Text passage:
____________________
Last edited by BruceZ; 04-21-2012 at 02:29 PM.

Quote

04-21-2012 , 01:49 PM

agentbartowski

stranger

Join Date: Apr 2012 Posts: 6

Quote:

Originally Posted by BruceZ

C(18,2)*C(18,2)*19 / C(55,6)

=~ 1.53%

why is it just "*19" on the third multiplication term? isn't it supposed to be *C(19,2)?

Quote

04-21-2012 , 02:27 PM

BruceZ

Carpal \'Tunnel

Join Date: Sep 2002 Posts: 11,877

Quote:

Originally Posted by agentbartowski

why is it just "*19" on the third multiplication term? isn't it supposed to be *C(19,2)?

Oh yeah, sorry.

Trying to do 2 things at once.

C(18,2)*C(18,2)*C(19,2) / C(55,6)

=~ 13.8%

Quote

04-23-2012 , 08:22 AM

zemlik

newbie

Join Date: Jan 2012 Posts: 24

how do you work out the probability of 3 consecutive numbers occurring in 6/49 lottery ?

Quote

04-23-2012 , 03:36 PM

BruceZ

Carpal \'Tunnel

Join Date: Sep 2002 Posts: 11,877

Quote:

Originally Posted by zemlik

how do you work out the probability of 3 consecutive numbers occurring in 6/49 lottery ?

It's trickier than it looks.

[C(46,3) + 46*C(45,3) - C(44,2)] / C(49,6)

= 666974/13983816 =~ 4.769614%

If you're not careful, you will double count the cases where there are 2 sets of 3 consecutive numbers, or count multiple times the cases where there are 4,5, or 6 consecutive numbers. The trick is to count the number of ways to choose the FIRST 3 consecutive numbers, and then count the ways to choose the remaining numbers.

Say the numbers go from 1-49. There are 47 numbers on which the 3 consecutive can start since they can't start on 48 or 49. If the first 3 consecutive start at 1, then there are C(46,3) ways to choose the other 3. If the first 3 consecutive start on one of the other 46 numbers, the remaining numbers can't contain the number immediately prior to these 3 to make 4 consecutive because then there would be 3 consecutive that occur first. So the other numbers must be chosen from 45 possible numbers. There are C(45,3) ways to choose 3 numbers; however, some of these will still contain a separate group of 3 consecutive numbers that occur first. So we have to subtract these cases. But the number of such cases will depend on what number the 3 consecutive that we want to be first will start.
____________________
Your goal: Transcribe the part of the lottery probability thread that begins at "Originally Posted by agentbartowski" and stops after "things at once.".

(Saved entries)
____________________
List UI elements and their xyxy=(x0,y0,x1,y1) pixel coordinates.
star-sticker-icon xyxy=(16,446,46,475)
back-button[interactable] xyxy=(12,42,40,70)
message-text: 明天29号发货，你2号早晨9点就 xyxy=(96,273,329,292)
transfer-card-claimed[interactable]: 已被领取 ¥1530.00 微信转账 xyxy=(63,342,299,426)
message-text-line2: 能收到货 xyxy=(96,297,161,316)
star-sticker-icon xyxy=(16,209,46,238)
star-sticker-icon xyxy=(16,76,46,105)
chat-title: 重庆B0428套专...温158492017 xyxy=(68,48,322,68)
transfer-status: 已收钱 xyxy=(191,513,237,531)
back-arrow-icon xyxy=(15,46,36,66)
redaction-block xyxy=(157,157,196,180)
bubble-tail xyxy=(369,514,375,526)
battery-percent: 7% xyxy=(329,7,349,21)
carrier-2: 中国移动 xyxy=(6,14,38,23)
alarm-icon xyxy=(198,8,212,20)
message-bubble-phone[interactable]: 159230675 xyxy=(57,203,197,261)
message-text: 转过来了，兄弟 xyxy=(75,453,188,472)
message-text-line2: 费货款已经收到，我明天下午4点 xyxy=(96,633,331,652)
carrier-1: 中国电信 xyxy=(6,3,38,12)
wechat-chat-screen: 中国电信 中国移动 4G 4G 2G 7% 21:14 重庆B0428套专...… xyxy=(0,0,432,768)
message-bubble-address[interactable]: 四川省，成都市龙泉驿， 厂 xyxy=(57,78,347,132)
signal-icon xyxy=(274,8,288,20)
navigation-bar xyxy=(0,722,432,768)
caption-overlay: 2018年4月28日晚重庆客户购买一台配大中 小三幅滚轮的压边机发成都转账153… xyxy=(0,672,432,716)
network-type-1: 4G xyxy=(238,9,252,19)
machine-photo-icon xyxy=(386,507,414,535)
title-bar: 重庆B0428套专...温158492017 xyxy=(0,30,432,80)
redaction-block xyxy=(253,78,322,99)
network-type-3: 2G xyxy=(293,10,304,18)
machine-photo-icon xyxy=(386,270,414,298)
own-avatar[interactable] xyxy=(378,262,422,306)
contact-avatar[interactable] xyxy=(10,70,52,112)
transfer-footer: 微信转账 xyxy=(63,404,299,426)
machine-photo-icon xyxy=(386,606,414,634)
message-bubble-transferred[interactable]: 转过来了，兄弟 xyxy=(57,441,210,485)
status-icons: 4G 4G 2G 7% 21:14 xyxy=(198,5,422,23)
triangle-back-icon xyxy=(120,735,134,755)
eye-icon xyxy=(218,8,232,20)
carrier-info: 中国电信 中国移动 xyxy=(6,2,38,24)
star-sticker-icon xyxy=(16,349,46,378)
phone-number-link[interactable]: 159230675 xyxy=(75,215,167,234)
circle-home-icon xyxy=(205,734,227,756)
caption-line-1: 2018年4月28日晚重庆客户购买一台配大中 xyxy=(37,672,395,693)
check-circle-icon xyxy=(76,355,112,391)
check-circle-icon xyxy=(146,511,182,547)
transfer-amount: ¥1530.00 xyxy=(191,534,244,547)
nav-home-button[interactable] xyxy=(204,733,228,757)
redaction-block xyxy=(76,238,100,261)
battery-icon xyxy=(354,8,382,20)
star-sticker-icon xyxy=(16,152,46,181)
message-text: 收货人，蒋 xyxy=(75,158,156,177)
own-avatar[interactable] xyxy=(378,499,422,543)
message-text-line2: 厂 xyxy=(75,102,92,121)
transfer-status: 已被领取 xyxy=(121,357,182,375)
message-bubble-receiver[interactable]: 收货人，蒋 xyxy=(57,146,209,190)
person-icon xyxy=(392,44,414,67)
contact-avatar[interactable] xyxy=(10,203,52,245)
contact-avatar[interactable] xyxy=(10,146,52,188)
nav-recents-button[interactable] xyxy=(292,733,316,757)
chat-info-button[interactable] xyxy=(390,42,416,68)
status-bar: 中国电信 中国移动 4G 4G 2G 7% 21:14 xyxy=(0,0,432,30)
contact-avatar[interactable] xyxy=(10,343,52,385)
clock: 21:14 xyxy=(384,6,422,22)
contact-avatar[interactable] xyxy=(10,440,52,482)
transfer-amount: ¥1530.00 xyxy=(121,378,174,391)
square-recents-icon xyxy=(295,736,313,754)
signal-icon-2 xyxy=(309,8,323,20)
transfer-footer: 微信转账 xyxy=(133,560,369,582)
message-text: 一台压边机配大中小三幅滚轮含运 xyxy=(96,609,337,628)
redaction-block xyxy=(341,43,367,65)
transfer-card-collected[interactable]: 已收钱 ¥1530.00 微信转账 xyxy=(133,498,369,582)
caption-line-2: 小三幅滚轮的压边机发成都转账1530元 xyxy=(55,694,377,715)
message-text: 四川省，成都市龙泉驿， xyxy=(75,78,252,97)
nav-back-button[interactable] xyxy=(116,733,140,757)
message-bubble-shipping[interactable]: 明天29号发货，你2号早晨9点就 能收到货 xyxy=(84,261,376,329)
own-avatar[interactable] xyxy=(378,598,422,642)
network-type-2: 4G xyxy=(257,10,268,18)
____________________
Response to this exercise:
Originally Posted by agentbartowski

why is it just "*19" on the third multiplication term? isn't it supposed to be *C(19,2)?

Oh yeah, sorry.

Trying to do 2 things at once.